Kommentar von Barbara Oertel

Die Eskalationspolitik von Klitschko ist fahrlässig. Sie hilft nur den russischen Machthabern: Die verschärfen jetzt die Repressionen.

In Kiew eskaliert die Gewalt. Bild: Reuters

D ie ukrainische politische Opposition steckt in einem Dilemma: Einerseits muss sie Aktionismus demonstrieren, um dadurch die Unterstützung derer zurückzugewinnen, die sich frustriert und enttäuscht von ihr abgewandt haben oder im Begriff sind, dies zu tun.

Andererseits haben die jüngsten Entwicklungen mit mehreren Todesopfern gezeigt, dass Ex-Boxweltmeister Vitali Klitschko und seinen Mitstreitern die Kontrolle über die Bewegung - so sie diese denn überhaupt je hatten - entglitten ist.

Wer jetzt, wie die Opposition, der Regierung Ultimaten stellt und von Offensiven spricht, handelt verantwortungslos und grob fahrlässig. Denn derlei Drohkulissen dürften die Gewaltbereitschaft vor allem radikaler Demonstranten weiter befeuern und die Situation weiter eskalieren lassen. Das bedeutet im schlimmsten Fall: noch mehr Tote.

Wie auch immer der Machtkampf in der Ukraine ausgeht: Für den russischen Präsidenten Wladimir Putin ist er eine Steilvorlage. Wieder kann Moskau verbal gegen „den Westen“ zu Felde ziehen. Die ukrainischen Demonstranten sind von den USA und der EU ferngesteuerte und finanzierte Provokateure. Ergo sind die wochenlangen Proteste in der Ukraine eine Einmischung des Westens in die inneren Angelegenheiten des Landes.

- _Aufgabe 1_
Beantworte anhand des Kommentars kurz:
(a) Welche frühere sportliche Rolle wird Vitali Klitschko zugeschrieben?
(b) Was droht nach dem Kommentar im schlimmsten Fall, wenn die Lage weiter eskaliert?
(c) Als was stellt Moskau die ukrainischen Demonstranten dar?
- _Aufgabe 2_
Fasse den Kommentar in zwei Sätzen zusammen.
- _Aufgabe 3_
Warum hält der Kommentar Ultimaten und Rede von Offensiven gegenüber der Regierung für verantwortungslos? Antworte in höchstens zwei Sätzen.
Die Zeilen haben mit dem Kommentar nichts zu tun.

- _Zeilenauszug_
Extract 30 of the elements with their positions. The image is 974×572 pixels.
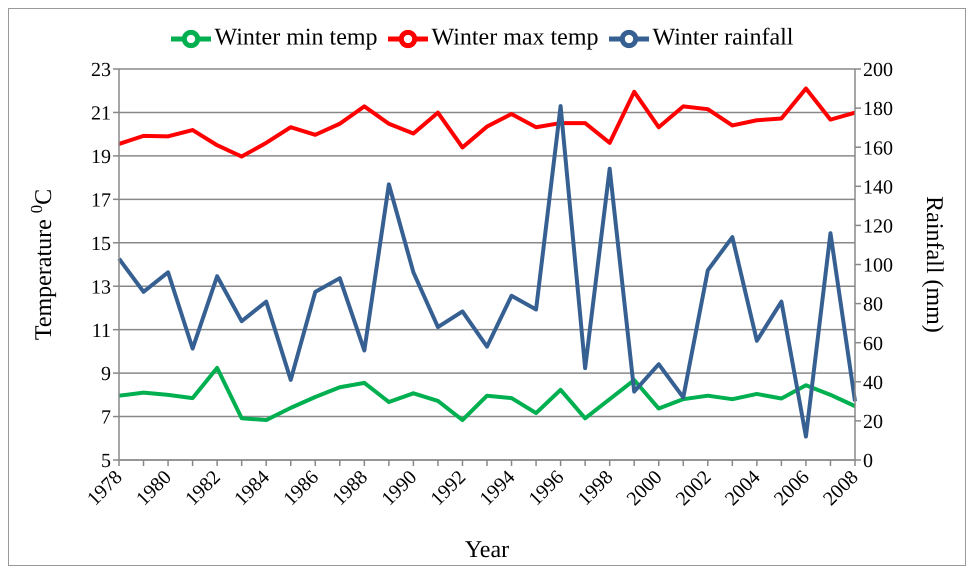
line-series — [117, 86, 857, 159]
y-tick-label: 13 — [91, 276, 111, 298]
y2-tick-label: 180 — [863, 98, 893, 120]
y-tick-label: 7 — [101, 406, 111, 429]
y2-tick-label: 120 — [863, 216, 893, 238]
y-tick-label: 5 — [101, 450, 111, 472]
x-tick-label: 1988 — [328, 466, 372, 510]
y-tick-label: 19 — [91, 146, 111, 168]
y2-tick-label: 140 — [863, 176, 893, 198]
y-tick-label: 11 — [92, 320, 111, 342]
x-axis-title: Year — [464, 537, 510, 563]
legend-label: Winter min temp — [214, 24, 378, 51]
y-tick-label: 17 — [91, 189, 111, 212]
y-tick-label: 23 — [91, 59, 111, 82]
y2-tick-label: 160 — [863, 137, 893, 160]
legend-label: Winter max temp — [432, 24, 598, 51]
y2-tick-label: 200 — [863, 59, 893, 82]
line-series — [117, 366, 857, 422]
legend-label: Winter rainfall — [652, 24, 794, 51]
y-tick-label: 9 — [101, 363, 111, 386]
y2-tick-label: 80 — [863, 294, 883, 316]
y2-tick-label: 0 — [863, 450, 873, 472]
y2-tick-label: 40 — [863, 372, 883, 394]
y2-tick-label: 20 — [863, 411, 883, 433]
y-tick-label: 15 — [91, 232, 111, 255]
y2-tick-label: 60 — [863, 332, 883, 355]
y-tick-label: 21 — [91, 102, 111, 125]
line-series — [117, 104, 857, 439]
y2-tick-label: 100 — [863, 254, 893, 277]
y2-axis-title: Rainfall (mm) — [921, 196, 947, 333]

- _Lösung 1_
(a) Er war Boxweltmeister.
(b) Noch mehr Tote.
(c) Als von den USA und der EU ferngesteuerte und finanzierte Provokateure.

- _Lösung 2_
Der Kommentar sieht die ukrainische Opposition um Vitali Klitschko in einem Dilemma, hält ihr vor, die Kontrolle über die Bewegung verloren zu haben, und nennt ihre Ultimaten an die Regierung fahrlässig, weil sie die Gewalt weiter eskalieren lassen dürften. Zugleich ist der Machtkampf für Wladimir Putin eine Steilvorlage, da Moskau die Proteste als Einmischung des Westens in die inneren Angelegenheiten der Ukraine darstellen kann.

- _Lösung 3_
Solche Drohkulissen dürften vor allem die Gewaltbereitschaft radikaler Demonstranten weiter befeuern und die Situation weiter eskalieren lassen. Im schlimmsten Fall bedeutet das noch mehr Tote.